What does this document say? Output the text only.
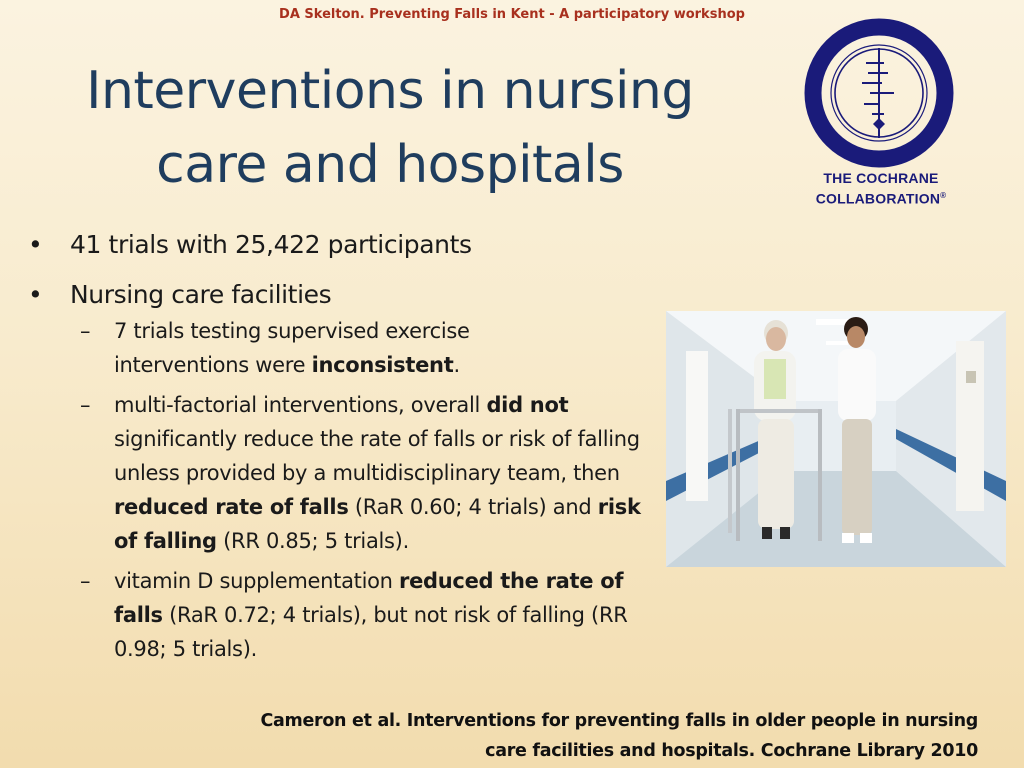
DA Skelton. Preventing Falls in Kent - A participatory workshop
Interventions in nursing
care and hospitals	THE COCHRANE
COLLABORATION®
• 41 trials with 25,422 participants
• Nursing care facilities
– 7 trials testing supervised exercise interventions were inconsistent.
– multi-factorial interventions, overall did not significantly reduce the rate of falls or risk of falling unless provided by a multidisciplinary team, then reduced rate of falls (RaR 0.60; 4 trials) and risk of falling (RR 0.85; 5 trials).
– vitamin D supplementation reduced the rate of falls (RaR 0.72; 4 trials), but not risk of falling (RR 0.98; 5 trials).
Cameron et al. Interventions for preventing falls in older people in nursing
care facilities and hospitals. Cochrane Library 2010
....
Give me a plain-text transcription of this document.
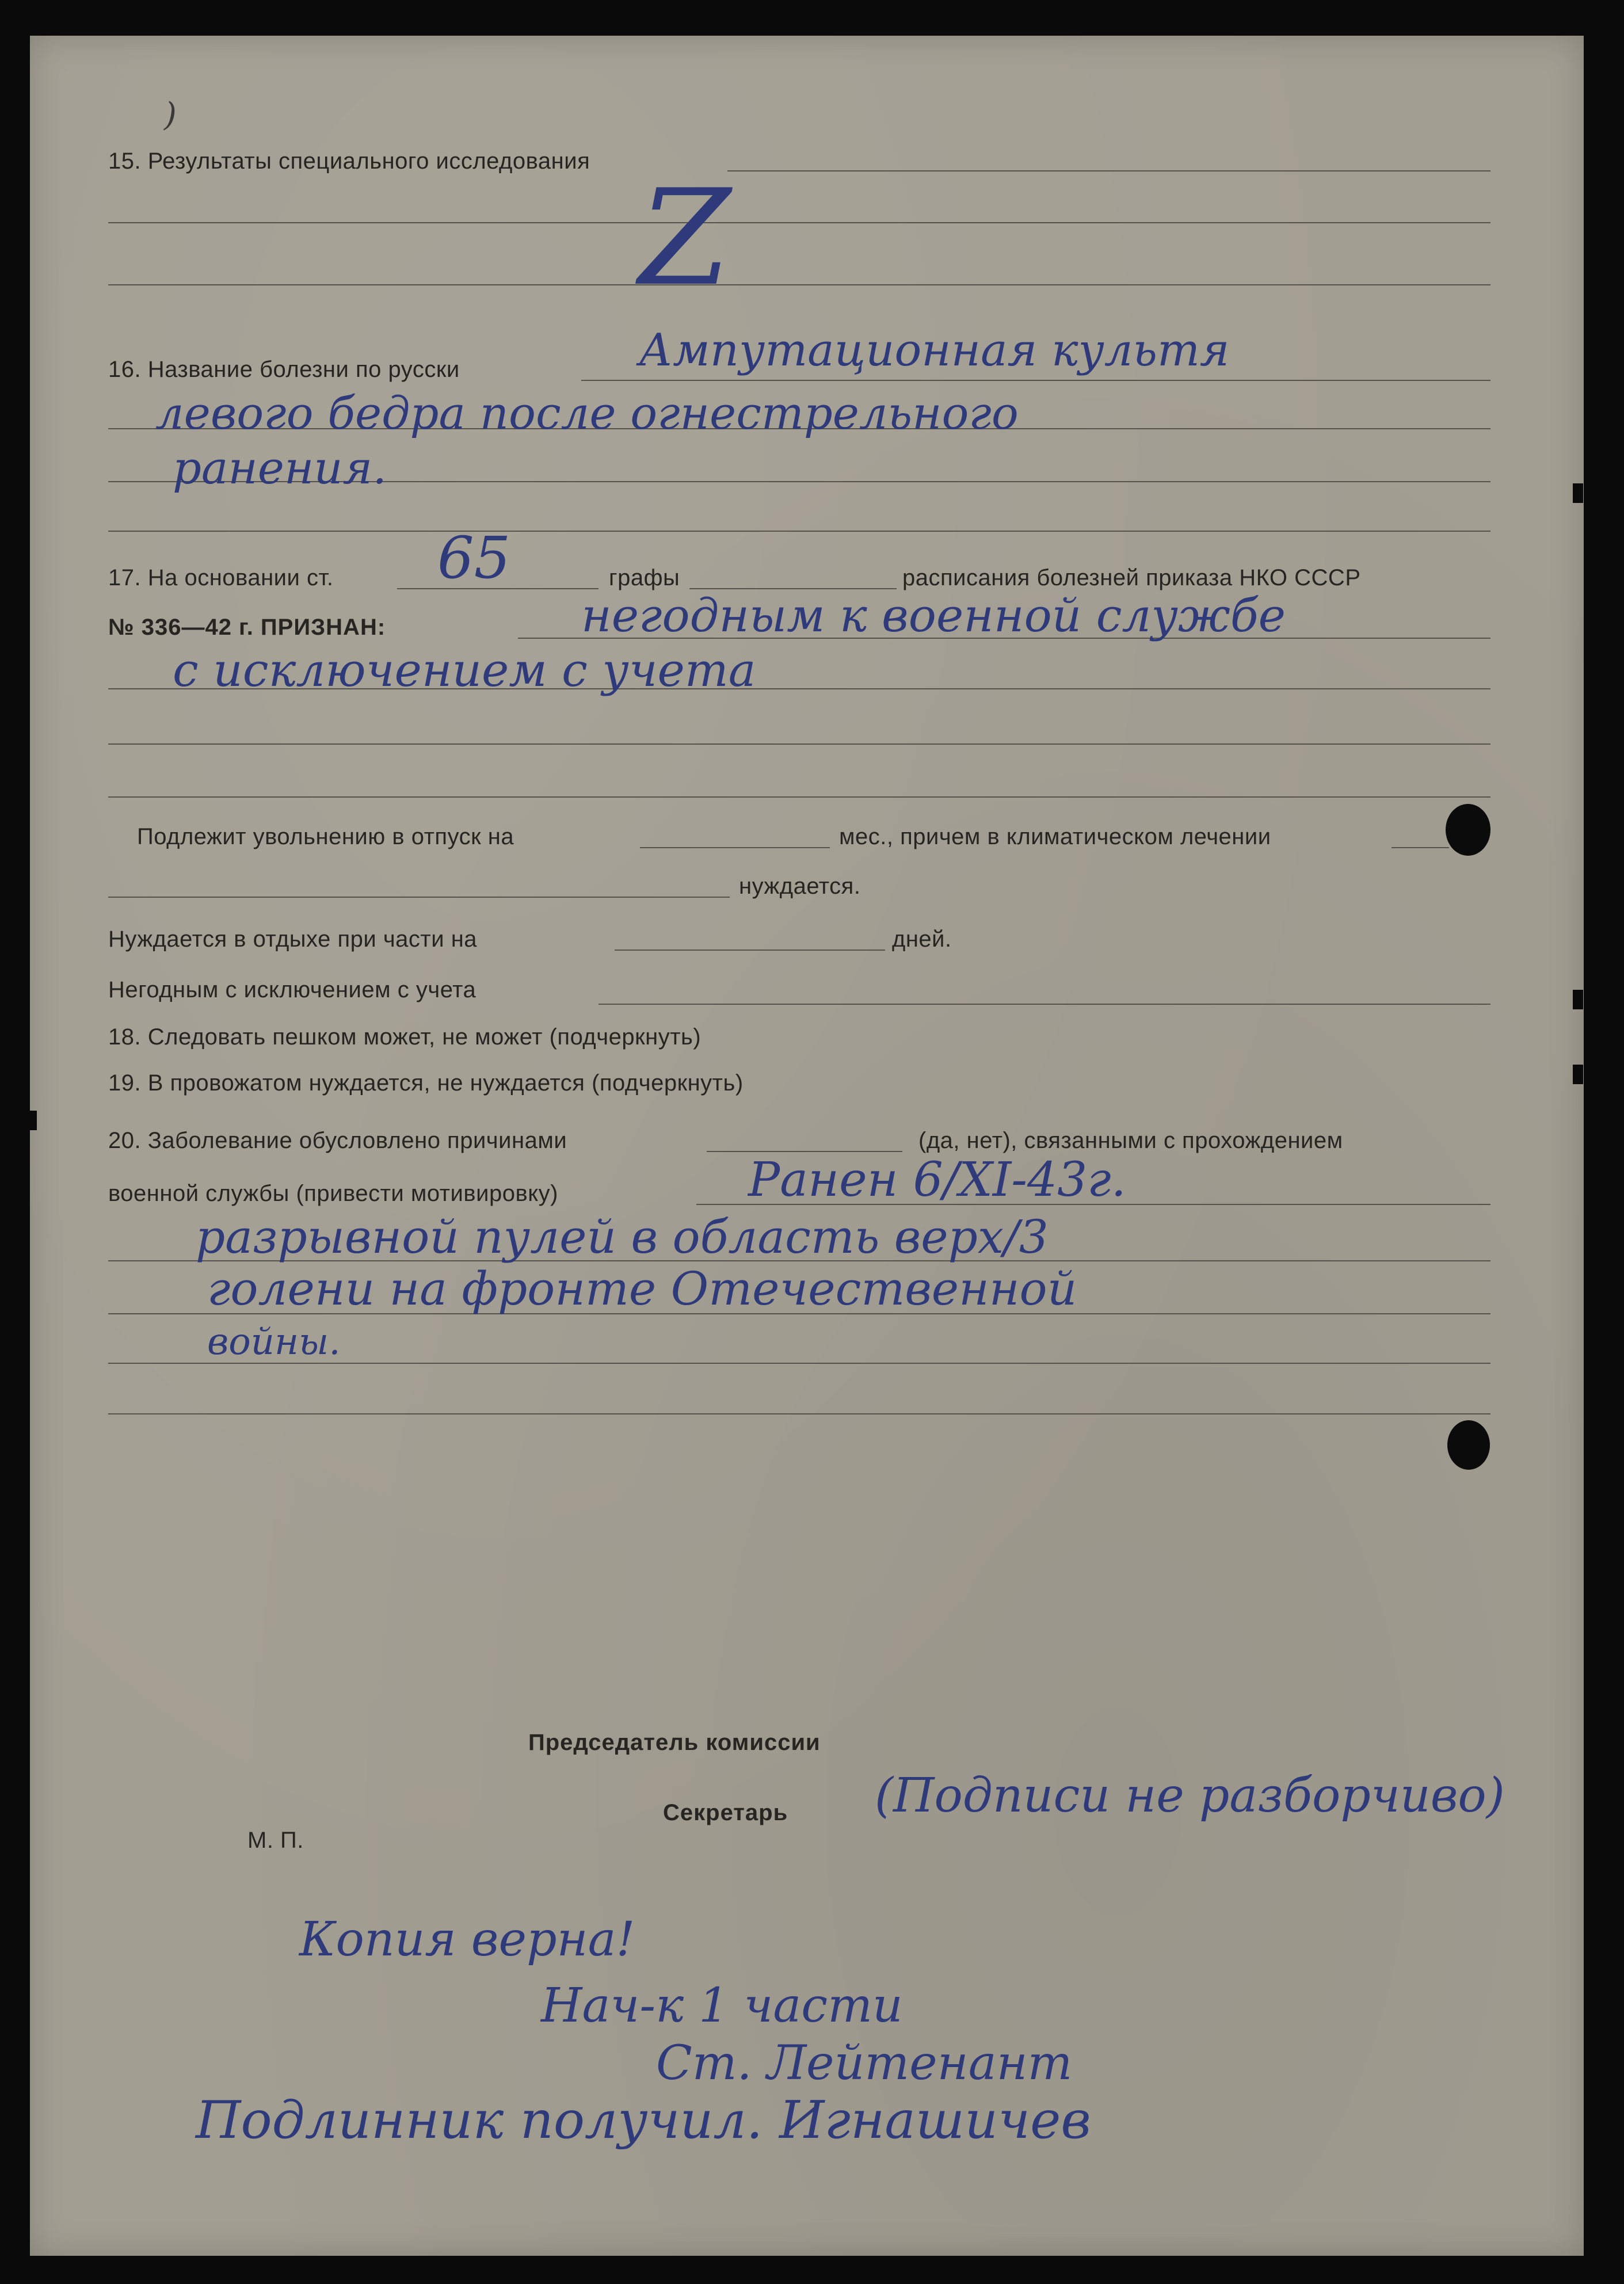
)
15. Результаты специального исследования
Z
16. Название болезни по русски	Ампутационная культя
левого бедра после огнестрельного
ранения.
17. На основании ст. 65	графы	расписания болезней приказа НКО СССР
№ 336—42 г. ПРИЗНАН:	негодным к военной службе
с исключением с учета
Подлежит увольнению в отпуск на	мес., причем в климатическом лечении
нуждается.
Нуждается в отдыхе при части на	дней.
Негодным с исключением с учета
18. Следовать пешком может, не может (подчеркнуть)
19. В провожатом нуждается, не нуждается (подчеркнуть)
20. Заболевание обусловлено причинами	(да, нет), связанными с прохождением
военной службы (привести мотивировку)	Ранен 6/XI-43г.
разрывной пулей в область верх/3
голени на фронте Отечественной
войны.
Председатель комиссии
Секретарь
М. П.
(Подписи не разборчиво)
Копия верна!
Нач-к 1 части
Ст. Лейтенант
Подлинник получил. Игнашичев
....
**TASK DIRECTIONS:**
Extract lines where the string "части" occurs.

**EXERCISE OUTPUT:**
Нуждается в отдыхе при части на	дней.
Нач-к 1 части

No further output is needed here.